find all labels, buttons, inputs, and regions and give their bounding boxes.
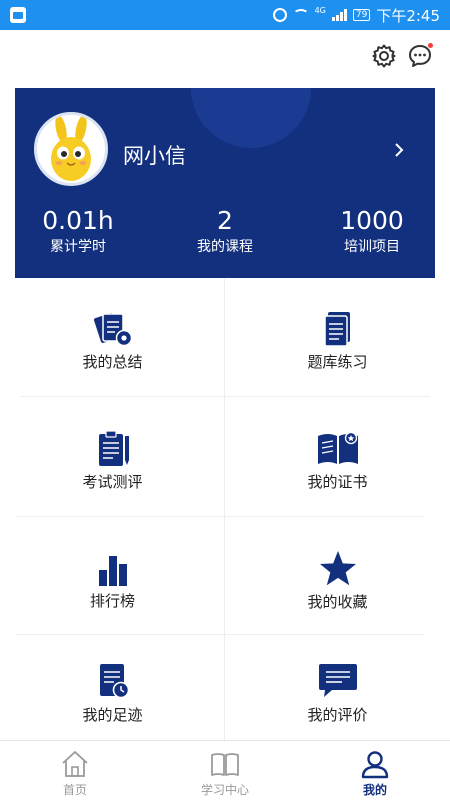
- nav-label: 学习中心: [200, 783, 249, 797]
- battery-level: 79: [352, 9, 371, 21]
- profile-card[interactable]: 网小信 0.01h 累计学时 2 我的课程 1000 培训项目: [15, 88, 435, 278]
- menu-label: 我的总结: [82, 353, 143, 371]
- nav-label: 我的: [362, 783, 387, 797]
- bottom-nav: 首页 学习中心 我的: [0, 740, 450, 800]
- question-bank-icon: [323, 312, 350, 347]
- menu-label: 排行榜: [89, 592, 135, 610]
- signal-icon: [331, 9, 347, 21]
- stat-label: 我的课程: [197, 239, 253, 255]
- stat-value: 0.01h: [42, 206, 114, 235]
- feature-grid: 我的总结 题库练习 考试测评 我的证书 排行榜 我的收藏 我的足迹 我的评价: [0, 278, 450, 740]
- menu-my-favorites[interactable]: 我的收藏: [225, 516, 450, 634]
- menu-label: 考试测评: [82, 473, 143, 491]
- menu-exam-evaluation[interactable]: 考试测评: [0, 396, 225, 516]
- menu-label: 我的足迹: [82, 706, 143, 724]
- status-bar: 4G 79 下午2:45: [0, 0, 450, 30]
- menu-my-footprints[interactable]: 我的足迹: [0, 634, 225, 740]
- exam-icon: [98, 430, 129, 466]
- card-decoration: [191, 88, 311, 148]
- nav-home[interactable]: 首页: [0, 741, 150, 800]
- alarm-icon: [272, 8, 287, 22]
- star-icon: [319, 551, 356, 586]
- menu-label: 我的收藏: [307, 593, 368, 611]
- stat-training-projects[interactable]: 1000 培训项目: [302, 206, 435, 258]
- menu-label: 我的证书: [307, 473, 368, 491]
- stat-my-courses[interactable]: 2 我的课程: [155, 206, 295, 258]
- unread-dot: [428, 43, 433, 48]
- messages-button[interactable]: [406, 42, 434, 70]
- stat-label: 累计学时: [50, 239, 106, 255]
- menu-question-bank[interactable]: 题库练习: [225, 278, 450, 396]
- bunny-mascot-icon: [51, 115, 91, 181]
- chevron-right-icon[interactable]: [391, 140, 407, 160]
- menu-my-certificates[interactable]: 我的证书: [225, 396, 450, 516]
- username: 网小信: [123, 144, 186, 168]
- stat-study-hours[interactable]: 0.01h 累计学时: [15, 206, 141, 258]
- stat-value: 2: [217, 206, 233, 235]
- ranking-icon: [98, 556, 127, 586]
- nav-label: 首页: [62, 783, 87, 797]
- stat-label: 培训项目: [344, 239, 400, 255]
- book-icon: [211, 753, 239, 776]
- top-toolbar: [0, 30, 450, 82]
- nav-mine[interactable]: 我的: [300, 741, 450, 800]
- network-type: 4G: [314, 6, 326, 15]
- footprint-icon: [99, 664, 129, 699]
- menu-label: 题库练习: [307, 353, 368, 371]
- menu-label: 我的评价: [307, 706, 368, 724]
- wifi-icon: [292, 9, 309, 21]
- home-icon: [62, 751, 88, 777]
- app-notification-icon: [10, 7, 26, 23]
- certificate-icon: [317, 431, 358, 464]
- comment-icon: [318, 664, 357, 697]
- settings-button[interactable]: [370, 42, 398, 70]
- menu-ranking[interactable]: 排行榜: [0, 516, 225, 634]
- stat-value: 1000: [340, 206, 404, 235]
- avatar[interactable]: [34, 112, 108, 186]
- nav-learning-center[interactable]: 学习中心: [150, 741, 300, 800]
- summary-icon: [93, 313, 132, 347]
- status-time: 下午2:45: [376, 6, 440, 25]
- gear-icon: [372, 44, 396, 68]
- menu-my-reviews[interactable]: 我的评价: [225, 634, 450, 740]
- person-icon: [361, 751, 389, 779]
- menu-my-summary[interactable]: 我的总结: [0, 278, 225, 396]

··········

> _EXERCISE BRIEF_:
Copy the records above word for word, leaving out the picture.

> _RESULT OF THE EXERCISE_:
find all labels, buttons, inputs, and regions and give their bounding boxes.
- nav-label: 学习中心: [200, 783, 249, 797]
- battery-level: 79: [352, 9, 371, 21]
- profile-card[interactable]: 网小信 0.01h 累计学时 2 我的课程 1000 培训项目: [15, 88, 435, 278]
- menu-label: 我的总结: [82, 353, 143, 371]
- nav-label: 我的: [362, 783, 387, 797]
- bottom-nav: 首页 学习中心 我的: [0, 740, 450, 800]
- question-bank-icon: [323, 312, 350, 347]
- menu-label: 排行榜: [89, 592, 135, 610]
- signal-icon: [331, 9, 347, 21]
- stat-label: 我的课程: [197, 239, 253, 255]
- stat-value: 0.01h: [42, 206, 114, 235]
- feature-grid: 我的总结 题库练习 考试测评 我的证书 排行榜 我的收藏 我的足迹 我的评价: [0, 278, 450, 740]
- menu-my-favorites[interactable]: 我的收藏: [225, 516, 450, 634]
- menu-label: 考试测评: [82, 473, 143, 491]
- menu-exam-evaluation[interactable]: 考试测评: [0, 396, 225, 516]
- menu-label: 我的足迹: [82, 706, 143, 724]
- status-bar: 4G 79 下午2:45: [0, 0, 450, 30]
- menu-my-footprints[interactable]: 我的足迹: [0, 634, 225, 740]
- exam-icon: [98, 430, 129, 466]
- card-decoration: [191, 88, 311, 148]
- nav-home[interactable]: 首页: [0, 741, 150, 800]
- alarm-icon: [272, 8, 287, 22]
- star-icon: [319, 551, 356, 586]
- menu-label: 我的收藏: [307, 593, 368, 611]
- stat-training-projects[interactable]: 1000 培训项目: [302, 206, 435, 258]
- menu-label: 我的证书: [307, 473, 368, 491]
- stat-my-courses[interactable]: 2 我的课程: [155, 206, 295, 258]
- unread-dot: [428, 43, 433, 48]
- messages-button[interactable]: [406, 42, 434, 70]
- stat-label: 累计学时: [50, 239, 106, 255]
- menu-question-bank[interactable]: 题库练习: [225, 278, 450, 396]
- bunny-mascot-icon: [51, 115, 91, 181]
- chevron-right-icon[interactable]: [391, 140, 407, 160]
- menu-my-certificates[interactable]: 我的证书: [225, 396, 450, 516]
- username: 网小信: [123, 144, 186, 168]
- stat-study-hours[interactable]: 0.01h 累计学时: [15, 206, 141, 258]
- stat-value: 2: [217, 206, 233, 235]
- ranking-icon: [98, 556, 127, 586]
- nav-label: 首页: [62, 783, 87, 797]
- stat-label: 培训项目: [344, 239, 400, 255]
- book-icon: [211, 753, 239, 776]
- top-toolbar: [0, 30, 450, 82]
- nav-mine[interactable]: 我的: [300, 741, 450, 800]
- network-type: 4G: [314, 6, 326, 15]
- footprint-icon: [99, 664, 129, 699]
- menu-label: 题库练习: [307, 353, 368, 371]
- menu-label: 我的评价: [307, 706, 368, 724]
- wifi-icon: [292, 9, 309, 21]
- home-icon: [62, 751, 88, 777]
- app-notification-icon: [10, 7, 26, 23]
- certificate-icon: [317, 431, 358, 464]
- comment-icon: [318, 664, 357, 697]
- settings-button[interactable]: [370, 42, 398, 70]
- menu-ranking[interactable]: 排行榜: [0, 516, 225, 634]
- stat-value: 1000: [340, 206, 404, 235]
- avatar[interactable]: [34, 112, 108, 186]
- nav-learning-center[interactable]: 学习中心: [150, 741, 300, 800]
- summary-icon: [93, 313, 132, 347]
- status-time: 下午2:45: [376, 6, 440, 25]
- gear-icon: [372, 44, 396, 68]
- menu-my-reviews[interactable]: 我的评价: [225, 634, 450, 740]
- person-icon: [361, 751, 389, 779]
- menu-my-summary[interactable]: 我的总结: [0, 278, 225, 396]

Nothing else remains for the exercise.